(Figure record extracts)
========================================
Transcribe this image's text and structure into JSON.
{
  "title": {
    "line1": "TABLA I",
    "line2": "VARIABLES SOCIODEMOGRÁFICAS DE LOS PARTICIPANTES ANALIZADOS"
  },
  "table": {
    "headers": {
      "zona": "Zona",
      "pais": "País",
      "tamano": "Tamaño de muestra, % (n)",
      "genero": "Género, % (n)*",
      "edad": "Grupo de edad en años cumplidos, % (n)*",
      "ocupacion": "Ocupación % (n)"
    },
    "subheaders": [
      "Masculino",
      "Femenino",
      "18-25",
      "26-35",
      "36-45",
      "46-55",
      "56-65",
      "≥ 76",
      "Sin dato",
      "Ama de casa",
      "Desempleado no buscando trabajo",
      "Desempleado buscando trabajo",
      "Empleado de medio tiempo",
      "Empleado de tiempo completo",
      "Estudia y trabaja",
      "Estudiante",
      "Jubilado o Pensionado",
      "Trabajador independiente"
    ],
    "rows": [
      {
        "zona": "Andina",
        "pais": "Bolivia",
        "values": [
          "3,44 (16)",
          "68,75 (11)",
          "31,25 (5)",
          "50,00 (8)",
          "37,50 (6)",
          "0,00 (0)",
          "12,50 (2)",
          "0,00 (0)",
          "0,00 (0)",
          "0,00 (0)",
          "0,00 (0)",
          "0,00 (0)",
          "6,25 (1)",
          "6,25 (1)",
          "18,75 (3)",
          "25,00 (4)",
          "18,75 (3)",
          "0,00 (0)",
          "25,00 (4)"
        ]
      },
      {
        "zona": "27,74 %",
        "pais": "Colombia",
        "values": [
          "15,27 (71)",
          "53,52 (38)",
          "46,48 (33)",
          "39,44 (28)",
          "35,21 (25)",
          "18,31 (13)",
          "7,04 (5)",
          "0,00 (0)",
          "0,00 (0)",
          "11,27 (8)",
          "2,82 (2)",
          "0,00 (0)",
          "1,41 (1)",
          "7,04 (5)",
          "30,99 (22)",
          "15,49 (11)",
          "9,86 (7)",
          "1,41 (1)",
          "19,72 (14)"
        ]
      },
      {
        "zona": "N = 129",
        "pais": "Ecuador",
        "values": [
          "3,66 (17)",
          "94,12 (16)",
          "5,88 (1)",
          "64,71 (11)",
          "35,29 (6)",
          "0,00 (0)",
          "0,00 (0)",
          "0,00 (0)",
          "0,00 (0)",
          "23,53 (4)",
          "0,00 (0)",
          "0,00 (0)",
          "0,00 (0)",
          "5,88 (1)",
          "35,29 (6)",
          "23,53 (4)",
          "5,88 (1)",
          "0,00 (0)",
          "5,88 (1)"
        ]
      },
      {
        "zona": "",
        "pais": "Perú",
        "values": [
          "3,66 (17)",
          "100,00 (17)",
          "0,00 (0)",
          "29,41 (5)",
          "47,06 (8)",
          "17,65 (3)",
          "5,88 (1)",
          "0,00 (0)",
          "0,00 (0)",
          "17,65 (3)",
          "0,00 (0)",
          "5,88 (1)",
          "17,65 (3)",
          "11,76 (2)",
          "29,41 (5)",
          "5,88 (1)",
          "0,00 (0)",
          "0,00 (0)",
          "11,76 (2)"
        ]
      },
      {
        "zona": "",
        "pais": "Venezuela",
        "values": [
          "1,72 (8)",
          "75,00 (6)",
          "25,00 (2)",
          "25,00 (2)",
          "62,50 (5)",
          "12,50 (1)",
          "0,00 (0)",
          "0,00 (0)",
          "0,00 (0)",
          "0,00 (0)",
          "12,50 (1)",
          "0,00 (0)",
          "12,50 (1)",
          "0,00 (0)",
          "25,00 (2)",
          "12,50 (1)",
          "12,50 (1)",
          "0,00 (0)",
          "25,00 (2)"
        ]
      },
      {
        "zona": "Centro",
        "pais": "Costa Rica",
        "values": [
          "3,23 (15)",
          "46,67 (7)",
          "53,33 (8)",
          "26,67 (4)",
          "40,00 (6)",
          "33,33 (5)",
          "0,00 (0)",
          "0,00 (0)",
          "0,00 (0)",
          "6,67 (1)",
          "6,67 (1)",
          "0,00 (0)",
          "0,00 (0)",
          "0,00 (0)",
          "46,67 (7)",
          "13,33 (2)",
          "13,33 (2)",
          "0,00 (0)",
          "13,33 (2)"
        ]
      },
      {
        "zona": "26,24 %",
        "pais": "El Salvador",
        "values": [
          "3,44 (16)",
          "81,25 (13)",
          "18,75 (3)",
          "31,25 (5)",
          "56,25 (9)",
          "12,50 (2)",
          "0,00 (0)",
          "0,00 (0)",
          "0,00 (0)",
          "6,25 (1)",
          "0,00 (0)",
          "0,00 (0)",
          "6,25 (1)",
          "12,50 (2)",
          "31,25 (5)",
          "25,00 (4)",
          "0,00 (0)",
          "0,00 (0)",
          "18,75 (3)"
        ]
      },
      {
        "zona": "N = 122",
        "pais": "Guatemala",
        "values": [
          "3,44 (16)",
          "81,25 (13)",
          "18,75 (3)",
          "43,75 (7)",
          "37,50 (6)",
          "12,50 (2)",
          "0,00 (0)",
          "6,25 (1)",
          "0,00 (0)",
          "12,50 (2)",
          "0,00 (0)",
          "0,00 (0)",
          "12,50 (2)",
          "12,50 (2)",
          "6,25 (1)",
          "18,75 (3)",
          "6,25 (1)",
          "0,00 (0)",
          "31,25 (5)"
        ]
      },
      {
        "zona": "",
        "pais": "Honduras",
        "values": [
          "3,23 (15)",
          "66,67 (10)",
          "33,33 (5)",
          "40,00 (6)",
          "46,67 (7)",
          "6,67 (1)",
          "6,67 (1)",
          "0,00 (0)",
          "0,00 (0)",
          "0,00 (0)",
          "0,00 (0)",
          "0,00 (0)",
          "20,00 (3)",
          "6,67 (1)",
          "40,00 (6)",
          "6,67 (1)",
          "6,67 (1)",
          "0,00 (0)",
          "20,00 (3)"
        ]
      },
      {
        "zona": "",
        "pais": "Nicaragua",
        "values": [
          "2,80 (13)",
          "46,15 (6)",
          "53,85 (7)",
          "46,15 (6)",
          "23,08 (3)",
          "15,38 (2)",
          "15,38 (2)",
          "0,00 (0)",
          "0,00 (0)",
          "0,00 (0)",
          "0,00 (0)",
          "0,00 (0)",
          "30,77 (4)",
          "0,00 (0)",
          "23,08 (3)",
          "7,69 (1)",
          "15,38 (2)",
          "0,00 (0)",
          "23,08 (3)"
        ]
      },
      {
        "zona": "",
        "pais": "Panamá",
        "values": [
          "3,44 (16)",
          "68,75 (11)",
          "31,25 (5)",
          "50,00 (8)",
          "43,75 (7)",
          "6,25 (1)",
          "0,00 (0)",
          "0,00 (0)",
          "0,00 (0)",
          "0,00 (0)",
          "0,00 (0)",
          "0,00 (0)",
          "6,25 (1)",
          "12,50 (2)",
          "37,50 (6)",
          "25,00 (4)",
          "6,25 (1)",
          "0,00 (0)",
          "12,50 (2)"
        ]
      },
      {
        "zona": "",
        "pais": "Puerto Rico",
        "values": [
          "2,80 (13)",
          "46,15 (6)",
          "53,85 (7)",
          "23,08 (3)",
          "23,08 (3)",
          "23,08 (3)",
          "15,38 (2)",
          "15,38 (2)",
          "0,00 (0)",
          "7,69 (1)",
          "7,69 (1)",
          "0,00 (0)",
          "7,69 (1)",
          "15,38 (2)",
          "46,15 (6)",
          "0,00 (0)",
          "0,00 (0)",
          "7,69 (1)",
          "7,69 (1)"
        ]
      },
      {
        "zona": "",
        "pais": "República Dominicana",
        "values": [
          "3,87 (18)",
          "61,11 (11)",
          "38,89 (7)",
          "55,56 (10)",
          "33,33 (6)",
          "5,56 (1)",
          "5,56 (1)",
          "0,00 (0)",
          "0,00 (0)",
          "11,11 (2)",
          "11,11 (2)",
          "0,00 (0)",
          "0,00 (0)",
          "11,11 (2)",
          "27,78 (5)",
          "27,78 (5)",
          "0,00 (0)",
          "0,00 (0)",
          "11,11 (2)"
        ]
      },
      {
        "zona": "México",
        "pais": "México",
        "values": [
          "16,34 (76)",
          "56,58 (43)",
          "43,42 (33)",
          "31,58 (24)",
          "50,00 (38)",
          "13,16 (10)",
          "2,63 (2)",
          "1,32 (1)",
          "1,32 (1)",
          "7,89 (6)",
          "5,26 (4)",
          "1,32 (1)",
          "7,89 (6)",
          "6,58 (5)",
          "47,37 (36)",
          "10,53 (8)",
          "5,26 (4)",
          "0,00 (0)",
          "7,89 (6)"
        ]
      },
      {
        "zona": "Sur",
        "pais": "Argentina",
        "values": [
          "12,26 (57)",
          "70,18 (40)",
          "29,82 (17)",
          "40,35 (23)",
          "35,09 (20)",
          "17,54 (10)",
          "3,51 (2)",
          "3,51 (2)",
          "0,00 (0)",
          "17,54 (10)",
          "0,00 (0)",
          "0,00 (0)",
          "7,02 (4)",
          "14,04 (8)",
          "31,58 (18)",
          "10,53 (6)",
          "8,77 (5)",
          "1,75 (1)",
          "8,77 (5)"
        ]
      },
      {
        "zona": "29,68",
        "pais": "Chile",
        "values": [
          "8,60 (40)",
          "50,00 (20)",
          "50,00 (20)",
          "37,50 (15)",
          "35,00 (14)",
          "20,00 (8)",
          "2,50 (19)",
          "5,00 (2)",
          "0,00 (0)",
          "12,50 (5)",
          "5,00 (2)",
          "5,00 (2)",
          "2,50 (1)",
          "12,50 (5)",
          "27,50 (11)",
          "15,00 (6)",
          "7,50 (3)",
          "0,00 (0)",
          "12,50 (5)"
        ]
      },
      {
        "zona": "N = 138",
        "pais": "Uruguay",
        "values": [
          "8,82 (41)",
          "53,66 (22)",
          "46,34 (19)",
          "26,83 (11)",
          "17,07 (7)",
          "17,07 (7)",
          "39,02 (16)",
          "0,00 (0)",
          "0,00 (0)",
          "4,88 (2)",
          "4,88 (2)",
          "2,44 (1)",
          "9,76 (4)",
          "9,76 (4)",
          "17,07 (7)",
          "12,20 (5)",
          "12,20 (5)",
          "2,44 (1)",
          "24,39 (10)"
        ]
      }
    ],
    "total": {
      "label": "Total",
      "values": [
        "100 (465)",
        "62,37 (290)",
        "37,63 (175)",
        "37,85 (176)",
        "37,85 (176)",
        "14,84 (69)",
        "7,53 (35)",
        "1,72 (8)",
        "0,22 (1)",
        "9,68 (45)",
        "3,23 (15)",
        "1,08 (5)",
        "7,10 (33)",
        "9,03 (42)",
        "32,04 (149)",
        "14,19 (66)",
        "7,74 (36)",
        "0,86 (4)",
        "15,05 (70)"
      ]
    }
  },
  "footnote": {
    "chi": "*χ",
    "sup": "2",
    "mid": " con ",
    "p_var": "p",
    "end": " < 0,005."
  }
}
========================================
**Stated exercise:**
Copy out each line of the listing that holds "Desempleado".

**Answer for the task:**
      "Desempleado no buscando trabajo",
      "Desempleado buscando trabajo",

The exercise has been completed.